====== Supplied passage

SpecWeave achieves efficient context usage through **two native Claude Code mechanisms**:

1. **Progressive Disclosure** (Skills) - Claude's built-in skill loading system
2. **Sub-Agent Parallelization** - Isolated context windows for parallel work

**Important**: SpecWeave does NOT use custom context manifests or caching systems. It leverages Claude's native capabilities.

---

## 1. Progressive Disclosure (Skills)

### How It Works

Claude Code uses a **two-level progressive disclosure system** for skills:

#### Level 1: Metadata Only (Always Loaded)

```yaml
---
name: nextjs
description: NextJS 14+ implementation specialist. Creates App Router projects...
---
```

**What Claude sees initially:**
- Only the YAML frontmatter (name + description)
- ~50-100 tokens per skill
- **All** skills' metadata is visible
- Claude can decide which skills are relevant

#### Level 2: Full Skill Content (Loaded On-Demand)

```markdown
# NextJS Skill

[Full documentation, examples, best practices...]
[Could be 5,000+ tokens]
```

**What Claude loads:**
- Full SKILL.md content **only if** skill is relevant to current task
- Prevents loading 35+ skills (175,000+ tokens) when you only need 2-3
- **This is the actual mechanism** that saves tokens

### Example Workflow

```
User: "Create a Next.js authentication page"
    ↓
Claude reviews skill metadata (35 skills × 75 tokens = 2,625 tokens)
    ↓
Claude determines relevant skills:
  - nextjs (matches "Next.js")
  - frontend (matches "page")
  - (NOT loading: python-backend, devops, hetzner-provisioner, etc.)
    ↓
Claude loads ONLY relevant skills:
  - nextjs: 5,234 tokens
  - frontend: 3,891 tokens
    ↓
Total loaded: 9,125 tokens (vs 175,000+ if loading all skills)
Token reduction: ~95%
```

### References

- [What are Skills?](https://support.claude.com/en/articles/12512176-what-are-skills)
- [Agent Skills Engineering](https://www.anthropic.com/engineering/equipping-agents-for-the-real-world-with-agent-skills)

> "Skills work through progressive disclosure—Claude determines which Skills are relevant and loads the information it needs to complete that task, helping to prevent context window overload."

============
====== Information given

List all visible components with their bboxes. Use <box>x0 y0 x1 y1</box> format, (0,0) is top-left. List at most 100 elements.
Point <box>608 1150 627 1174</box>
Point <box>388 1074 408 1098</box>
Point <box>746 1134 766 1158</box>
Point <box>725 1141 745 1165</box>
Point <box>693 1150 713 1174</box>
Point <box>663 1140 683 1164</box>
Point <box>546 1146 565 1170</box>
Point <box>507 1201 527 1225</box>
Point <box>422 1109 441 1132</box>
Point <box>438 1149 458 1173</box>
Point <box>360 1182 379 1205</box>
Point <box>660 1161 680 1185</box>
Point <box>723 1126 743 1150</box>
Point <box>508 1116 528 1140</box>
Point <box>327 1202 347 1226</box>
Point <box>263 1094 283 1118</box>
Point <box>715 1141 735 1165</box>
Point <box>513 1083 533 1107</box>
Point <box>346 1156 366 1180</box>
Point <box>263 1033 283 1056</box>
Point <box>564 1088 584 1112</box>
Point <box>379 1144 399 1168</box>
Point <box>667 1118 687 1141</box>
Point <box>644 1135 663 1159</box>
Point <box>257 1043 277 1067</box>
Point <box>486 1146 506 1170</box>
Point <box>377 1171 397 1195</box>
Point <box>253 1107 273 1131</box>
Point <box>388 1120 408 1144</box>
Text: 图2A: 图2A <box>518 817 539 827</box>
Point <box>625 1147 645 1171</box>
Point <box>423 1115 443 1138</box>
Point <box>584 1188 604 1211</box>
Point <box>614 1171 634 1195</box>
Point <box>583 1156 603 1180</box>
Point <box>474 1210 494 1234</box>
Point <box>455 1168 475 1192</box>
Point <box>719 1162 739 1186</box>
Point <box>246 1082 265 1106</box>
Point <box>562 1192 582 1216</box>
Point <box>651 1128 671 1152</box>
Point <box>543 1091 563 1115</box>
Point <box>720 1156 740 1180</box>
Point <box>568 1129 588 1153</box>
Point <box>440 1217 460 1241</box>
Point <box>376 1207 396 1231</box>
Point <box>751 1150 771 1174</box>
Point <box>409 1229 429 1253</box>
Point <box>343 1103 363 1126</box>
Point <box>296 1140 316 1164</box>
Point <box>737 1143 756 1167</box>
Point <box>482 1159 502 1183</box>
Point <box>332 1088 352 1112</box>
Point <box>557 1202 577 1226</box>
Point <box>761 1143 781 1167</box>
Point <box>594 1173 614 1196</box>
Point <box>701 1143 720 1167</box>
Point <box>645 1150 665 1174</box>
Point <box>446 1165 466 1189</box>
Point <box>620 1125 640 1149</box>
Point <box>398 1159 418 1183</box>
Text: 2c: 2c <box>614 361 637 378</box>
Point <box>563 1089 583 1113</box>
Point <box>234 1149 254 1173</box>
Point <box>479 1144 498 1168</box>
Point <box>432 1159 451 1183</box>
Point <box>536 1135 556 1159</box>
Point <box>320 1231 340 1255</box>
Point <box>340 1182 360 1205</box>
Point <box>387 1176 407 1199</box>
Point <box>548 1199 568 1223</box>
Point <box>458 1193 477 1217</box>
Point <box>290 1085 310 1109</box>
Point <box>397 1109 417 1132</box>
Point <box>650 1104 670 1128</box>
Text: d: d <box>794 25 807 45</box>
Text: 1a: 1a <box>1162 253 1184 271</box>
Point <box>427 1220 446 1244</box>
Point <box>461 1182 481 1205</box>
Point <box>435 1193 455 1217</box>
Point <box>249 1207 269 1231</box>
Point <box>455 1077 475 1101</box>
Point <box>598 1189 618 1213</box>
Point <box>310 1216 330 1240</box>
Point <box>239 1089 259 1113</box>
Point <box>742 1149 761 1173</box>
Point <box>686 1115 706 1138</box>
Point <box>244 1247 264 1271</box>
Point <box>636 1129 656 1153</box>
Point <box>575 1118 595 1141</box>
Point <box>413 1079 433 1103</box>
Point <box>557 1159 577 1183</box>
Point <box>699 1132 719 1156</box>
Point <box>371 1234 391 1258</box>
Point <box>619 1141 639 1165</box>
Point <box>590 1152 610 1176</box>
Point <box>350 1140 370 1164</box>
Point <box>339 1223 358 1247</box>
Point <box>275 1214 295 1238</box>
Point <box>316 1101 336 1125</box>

============

* Your assignment
According to the text on SpecWeave's context usage, roughly how many tokens does each skill's metadata take when Claude first sees it? The entries are separate material and have no connection to the text on SpecWeave's context usage.

* Expected answer
About 50 to 100 tokens per skill.